_TAREFAS A REALIZAR_
[A] Transcreva o trecho do excerto sobre a apreensão de objetos que começa nas palavras "5. A pistola" e termina em "à primeira percussão.", alterando "cinzenta" para "preta".
[B] Enumere todos os valores de notas de euro referidos no excerto sobre a apreensão de objetos.

_EXCERTO PARA LEITURA_
════

4. Os supra referidos objectos encontravam-se no quarto do arguido D... e pertenciam a este.
5. A pistola com o carregador e munições encontravam-se no interior de uma bolsa de cintura de cor cinzenta, colocada em cima da cama.
6. Na Sala encontravam-se: 3 (três) munições, não deflagradas, de pistola com a inscrição “6.35.”, que examinadas a fls 692 a 701, revelaram tratar-se de munições, de calibre 6,35 mm Browning (.25 ACP ou .25 AUTO na designação anglo-americana), da marca GECO, de origem alemã e testadas nas armas examinadas, verificando-se que se encontravam em boas condições de utilização, tendo deflagrado normalmente à primeira percussão.
7. No quarto ocupado pelo arguido B..., foi encontrado e apreendido:
a. Numa gaveta do guarda-fatos, um maço de notas do Banco europeu, constituído por: Uma nota de cem euros e nove notas de cinquenta euros, num total de quatrocentos e cinquenta euros (€ 450); Quarenta e uma notas de 20 euros, totalizando oitocentos e vinte euros (€ 820); Treze notas de 10 euros, totalizando cento e trinta euros (€ 130); Tudo num total de mil e quinhentos euros.
b. Noutra gaveta do guarda-fatos: Um bastão extensível e flexível, com o comprimento total de 52 cm, em mola metálica, com ponta de latão, e punho revestido a borracha de cor preta, examinado a fls. 525.
c. Nas gavetas da mesa-de-cabeceira encontrava-se: Uma navalha sem marca, vulgarmente conhecida por “borboleta”, com cabo em metal cromado, com o comprimento total de 22 cm e lâmina com 8 cm, de lâmina em aço inox, examinada a fls. 525; Uma navalha sem marca, tipo canivete, com cabo em metal de cor prata, com o comprimento total de 16 cm e 6 centímetros de lâmina em aço inox, examinada a fls. 525; Dois cartões da operadora “TMN”, com os números “000018530537078 cartão 64” e “000018197517643 cartão 64”.

════

_REGISTOS FORNECIDOS_
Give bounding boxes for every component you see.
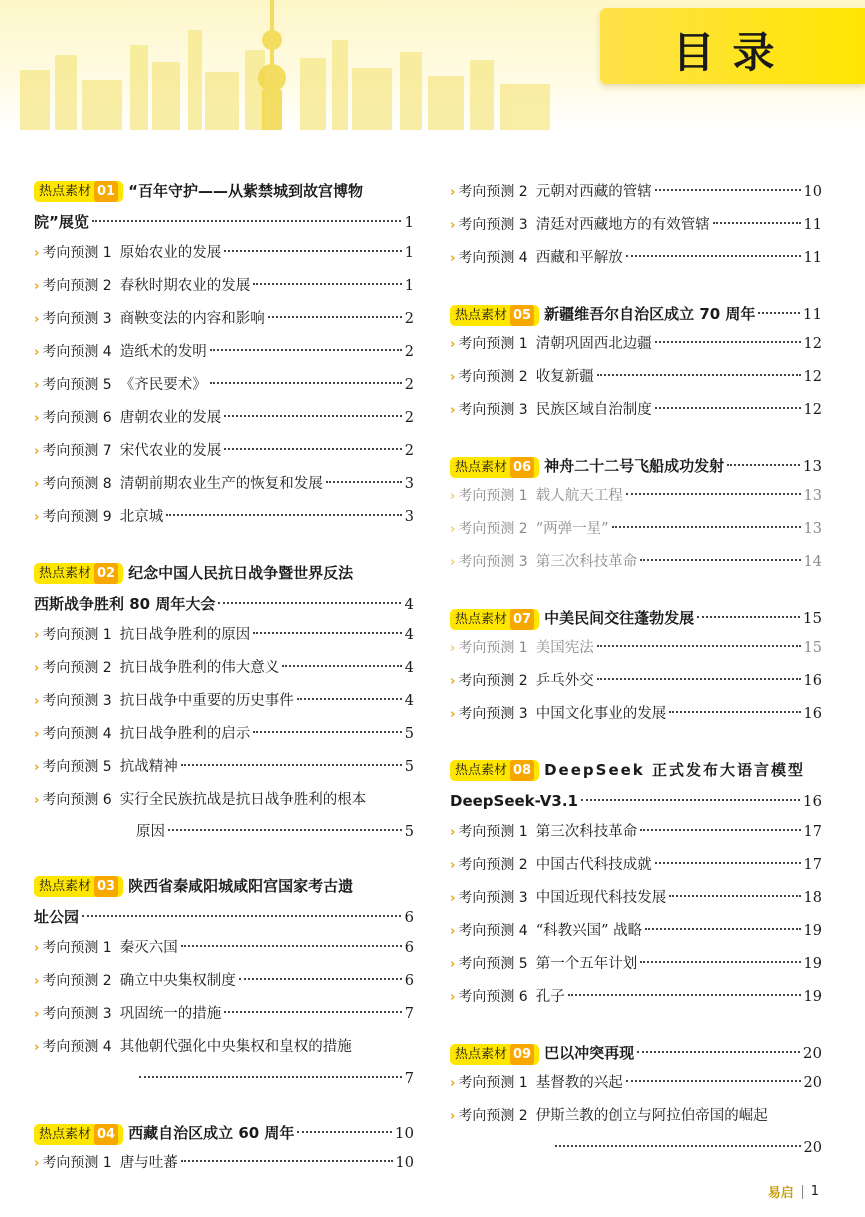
chevron-right-icon: ›	[34, 411, 40, 426]
toc-item[interactable]: › 考向预测 5 《齐民要术》 2	[34, 369, 414, 402]
toc-item[interactable]: › 考向预测 4 抗日战争胜利的启示 5	[34, 718, 414, 751]
toc-item[interactable]: › 考向预测 5 抗战精神 5	[34, 751, 414, 784]
toc-item[interactable]: › 考向预测 3 抗日战争中重要的历史事件 4	[34, 685, 414, 718]
toc-item-continued[interactable]: 7	[34, 1064, 414, 1094]
section-title[interactable]: 热点素材 08 DeepSeek 正式发布大语言模型	[450, 757, 822, 784]
chevron-right-icon: ›	[34, 694, 40, 709]
toc-item[interactable]: › 考向预测 2 乒乓外交 16	[450, 665, 822, 698]
page-number: 1	[404, 213, 414, 231]
section-title[interactable]: 热点素材 04 西藏自治区成立 60 周年 10	[34, 1120, 414, 1147]
toc-item[interactable]: › 考向预测 2 元朝对西藏的管辖 10	[450, 176, 822, 209]
toc-item[interactable]: › 考向预测 2 抗日战争胜利的伟大意义 4	[34, 652, 414, 685]
page-title: 目录	[672, 28, 793, 77]
toc-item[interactable]: › 考向预测 2 确立中央集权制度 6	[34, 965, 414, 998]
page-number: 1	[810, 1184, 819, 1199]
toc-item[interactable]: › 考向预测 3 民族区域自治制度 12	[450, 394, 822, 427]
toc-item[interactable]: › 考向预测 3 商鞅变法的内容和影响 2	[34, 303, 414, 336]
hot-topic-tag: 热点素材 05	[450, 305, 539, 326]
page-number: 13	[802, 457, 822, 475]
chevron-right-icon: ›	[34, 760, 40, 775]
chevron-right-icon: ›	[34, 477, 40, 492]
toc-item[interactable]: › 考向预测 2 “两弹一星” 13	[450, 513, 822, 546]
chevron-right-icon: ›	[34, 345, 40, 360]
section-04	[34, 1120, 414, 1180]
toc-item[interactable]: › 考向预测 9 北京城 3	[34, 501, 414, 534]
toc-item[interactable]: › 考向预测 6 实行全民族抗战是抗日战争胜利的根本	[34, 784, 414, 817]
right-column	[450, 178, 822, 1189]
hot-topic-tag: 热点素材 01	[34, 181, 123, 202]
page-number: 6	[404, 908, 414, 926]
section-title-continued[interactable]: 址公园 6	[34, 902, 414, 932]
toc-item[interactable]: › 考向预测 4 造纸术的发明 2	[34, 336, 414, 369]
chevron-right-icon: ›	[450, 185, 456, 200]
section-06	[450, 453, 822, 579]
page-number: 11	[802, 305, 822, 323]
toc-item[interactable]: › 考向预测 3 中国文化事业的发展 16	[450, 698, 822, 731]
chevron-right-icon: ›	[450, 251, 456, 266]
chevron-right-icon: ›	[34, 628, 40, 643]
chevron-right-icon: ›	[450, 522, 456, 537]
section-05	[450, 301, 822, 427]
chevron-right-icon: ›	[450, 957, 456, 972]
toc-item[interactable]: › 考向预测 4 “科教兴国” 战略 19	[450, 915, 822, 948]
section-title-continued[interactable]: 院”展览 1	[34, 207, 414, 237]
page-number: 20	[802, 1044, 822, 1062]
toc-item[interactable]: › 考向预测 7 宋代农业的发展 2	[34, 435, 414, 468]
chevron-right-icon: ›	[450, 403, 456, 418]
chevron-right-icon: ›	[34, 941, 40, 956]
toc-item[interactable]: › 考向预测 3 第三次科技革命 14	[450, 546, 822, 579]
toc-item[interactable]: › 考向预测 1 原始农业的发展 1	[34, 237, 414, 270]
section-title-continued[interactable]: DeepSeek-V3.1 16	[450, 786, 822, 816]
section-02	[34, 560, 414, 847]
chevron-right-icon: ›	[450, 990, 456, 1005]
left-column	[34, 178, 414, 1206]
chevron-right-icon: ›	[450, 555, 456, 570]
toc-item[interactable]: › 考向预测 3 清廷对西藏地方的有效管辖 11	[450, 209, 822, 242]
section-title[interactable]: 热点素材 05 新疆维吾尔自治区成立 70 周年 11	[450, 301, 822, 328]
section-04-continued	[450, 176, 822, 275]
toc-item[interactable]: › 考向预测 2 伊斯兰教的创立与阿拉伯帝国的崛起	[450, 1100, 822, 1133]
section-08	[450, 757, 822, 1014]
chevron-right-icon: ›	[450, 858, 456, 873]
toc-item[interactable]: › 考向预测 4 其他朝代强化中央集权和皇权的措施	[34, 1031, 414, 1064]
chevron-right-icon: ›	[34, 378, 40, 393]
chevron-right-icon: ›	[34, 246, 40, 261]
section-title[interactable]: 热点素材 03 陕西省秦咸阳城咸阳宫国家考古遗	[34, 873, 414, 900]
toc-item[interactable]: › 考向预测 8 清朝前期农业生产的恢复和发展 3	[34, 468, 414, 501]
chevron-right-icon: ›	[34, 510, 40, 525]
page-footer	[768, 1182, 819, 1201]
toc-item[interactable]: › 考向预测 2 中国古代科技成就 17	[450, 849, 822, 882]
chevron-right-icon: ›	[450, 218, 456, 233]
page-number: 4	[404, 595, 414, 613]
chevron-right-icon: ›	[34, 444, 40, 459]
toc-item[interactable]: › 考向预测 6 唐朝农业的发展 2	[34, 402, 414, 435]
section-09	[450, 1040, 822, 1163]
toc-item[interactable]: › 考向预测 3 巩固统一的措施 7	[34, 998, 414, 1031]
toc-item[interactable]: › 考向预测 2 收复新疆 12	[450, 361, 822, 394]
chevron-right-icon: ›	[450, 370, 456, 385]
section-01	[34, 178, 414, 534]
toc-item[interactable]: › 考向预测 1 秦灭六国 6	[34, 932, 414, 965]
chevron-right-icon: ›	[450, 924, 456, 939]
hot-topic-tag: 热点素材 06	[450, 457, 539, 478]
hot-topic-tag: 热点素材 03	[34, 876, 123, 897]
chevron-right-icon: ›	[450, 641, 456, 656]
toc-item[interactable]: › 考向预测 2 春秋时期农业的发展 1	[34, 270, 414, 303]
chevron-right-icon: ›	[450, 1109, 456, 1124]
toc-item[interactable]: › 考向预测 6 孔子 19	[450, 981, 822, 1014]
toc-item[interactable]: › 考向预测 1 清朝巩固西北边疆 12	[450, 328, 822, 361]
chevron-right-icon: ›	[450, 489, 456, 504]
toc-item[interactable]: › 考向预测 5 第一个五年计划 19	[450, 948, 822, 981]
toc-item[interactable]: › 考向预测 1 基督教的兴起 20	[450, 1067, 822, 1100]
city-skyline-illustration	[0, 0, 600, 130]
chevron-right-icon: ›	[34, 312, 40, 327]
toc-item-continued[interactable]: 原因 5	[136, 824, 414, 840]
page-number: 10	[394, 1124, 414, 1142]
chevron-right-icon: ›	[34, 1156, 40, 1171]
toc-item[interactable]: › 考向预测 1 抗日战争胜利的原因 4	[34, 619, 414, 652]
hot-topic-tag: 热点素材 04	[34, 1124, 123, 1145]
hot-topic-tag: 热点素材 07	[450, 609, 539, 630]
brand-logo: 易启	[767, 1186, 794, 1201]
chevron-right-icon: ›	[34, 974, 40, 989]
hot-topic-tag: 热点素材 08	[450, 760, 539, 781]
chevron-right-icon: ›	[450, 674, 456, 689]
toc-item[interactable]: › 考向预测 1 第三次科技革命 17	[450, 816, 822, 849]
hot-topic-tag: 热点素材 02	[34, 563, 123, 584]
chevron-right-icon: ›	[34, 1007, 40, 1022]
header-banner	[0, 0, 865, 130]
section-title[interactable]: 热点素材 09 巴以冲突再现 20	[450, 1040, 822, 1067]
toc-item[interactable]: › 考向预测 1 唐与吐蕃 10	[34, 1147, 414, 1180]
section-title[interactable]: 热点素材 02 纪念中国人民抗日战争暨世界反法	[34, 560, 414, 587]
toc-item-continued[interactable]: 20	[450, 1133, 822, 1163]
chevron-right-icon: ›	[450, 1076, 456, 1091]
section-title-continued[interactable]: 西斯战争胜利 80 周年大会 4	[34, 589, 414, 619]
divider	[802, 1185, 803, 1199]
chevron-right-icon: ›	[450, 825, 456, 840]
section-07	[450, 605, 822, 731]
page-number: 15	[802, 609, 822, 627]
chevron-right-icon: ›	[450, 891, 456, 906]
section-title[interactable]: 热点素材 07 中美民间交往蓬勃发展 15	[450, 605, 822, 632]
toc-item[interactable]: › 考向预测 1 载人航天工程 13	[450, 480, 822, 513]
toc-item[interactable]: › 考向预测 1 美国宪法 15	[450, 632, 822, 665]
title-box	[600, 8, 865, 84]
section-03	[34, 873, 414, 1094]
chevron-right-icon: ›	[450, 707, 456, 722]
chevron-right-icon: ›	[34, 793, 40, 808]
section-title[interactable]: 热点素材 01 “百年守护——从紫禁城到故宫博物	[34, 178, 414, 205]
toc-item[interactable]: › 考向预测 3 中国近现代科技发展 18	[450, 882, 822, 915]
section-title[interactable]: 热点素材 06 神舟二十二号飞船成功发射 13	[450, 453, 822, 480]
chevron-right-icon: ›	[34, 661, 40, 676]
hot-topic-tag: 热点素材 09	[450, 1044, 539, 1065]
chevron-right-icon: ›	[450, 337, 456, 352]
toc-item[interactable]: › 考向预测 4 西藏和平解放 11	[450, 242, 822, 275]
chevron-right-icon: ›	[34, 727, 40, 742]
chevron-right-icon: ›	[34, 279, 40, 294]
chevron-right-icon: ›	[34, 1040, 40, 1055]
page-number: 16	[802, 792, 822, 810]
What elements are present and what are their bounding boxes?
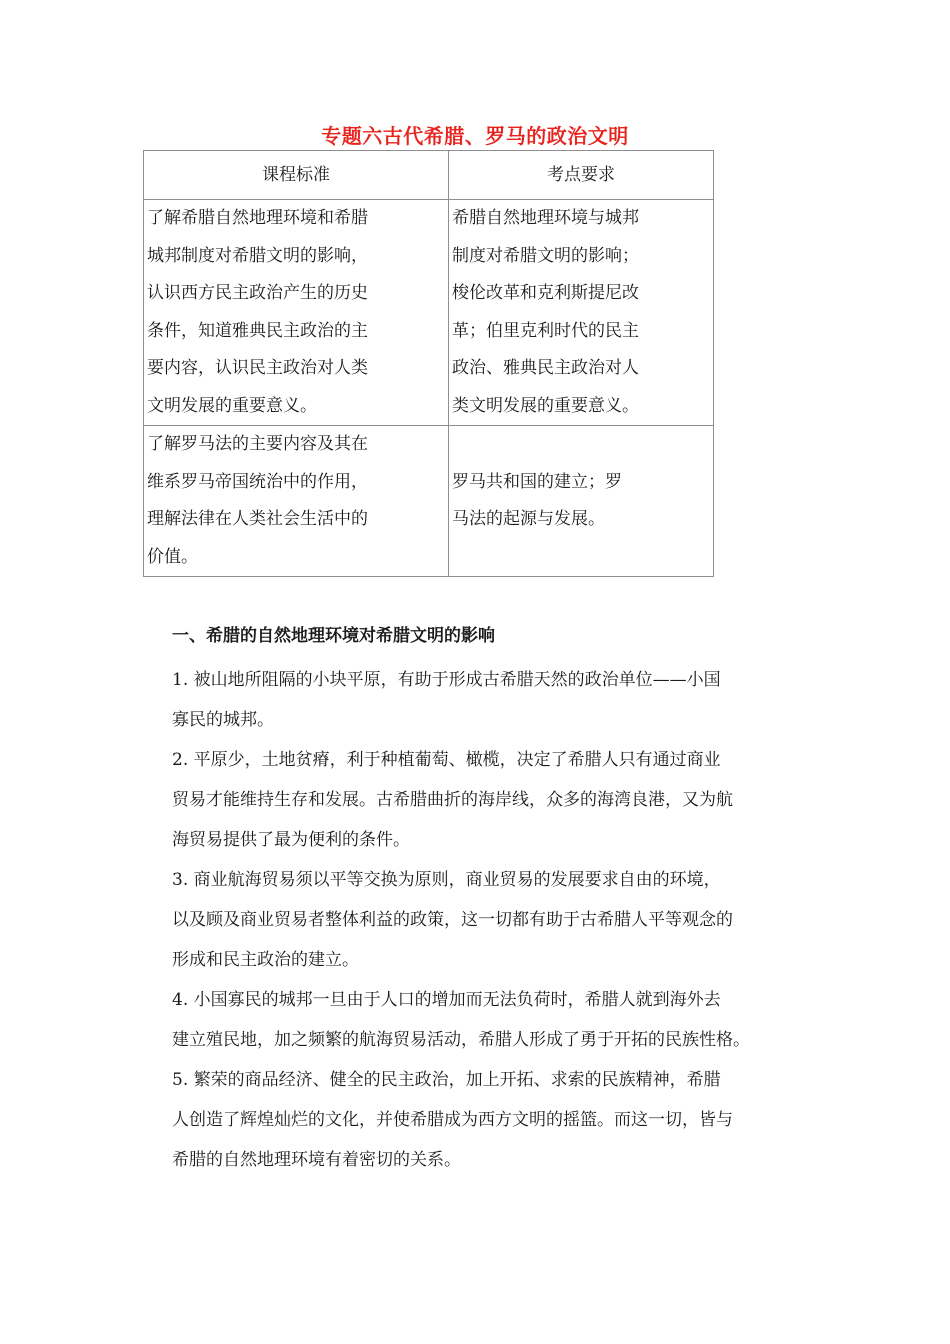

════

_RESPOSTAS ESPERADAS_
[A]
5. A pistola com o carregador e munições encontravam-se no interior de uma bolsa de cintura de cor preta, colocada em cima da cama.
6. Na Sala encontravam-se: 3 (três) munições, não deflagradas, de pistola com a inscrição “6.35.”, que examinadas a fls 692 a 701, revelaram tratar-se de munições, de calibre 6,35 mm Browning (.25 ACP ou .25 AUTO na designação anglo-americana), da marca GECO, de origem alemã e testadas nas armas examinadas, verificando-se que se encontravam em boas condições de utilização, tendo deflagrado normalmente à primeira percussão.

[B]
- Cem euros
- Cinquenta euros
- Vinte euros
- Dez euros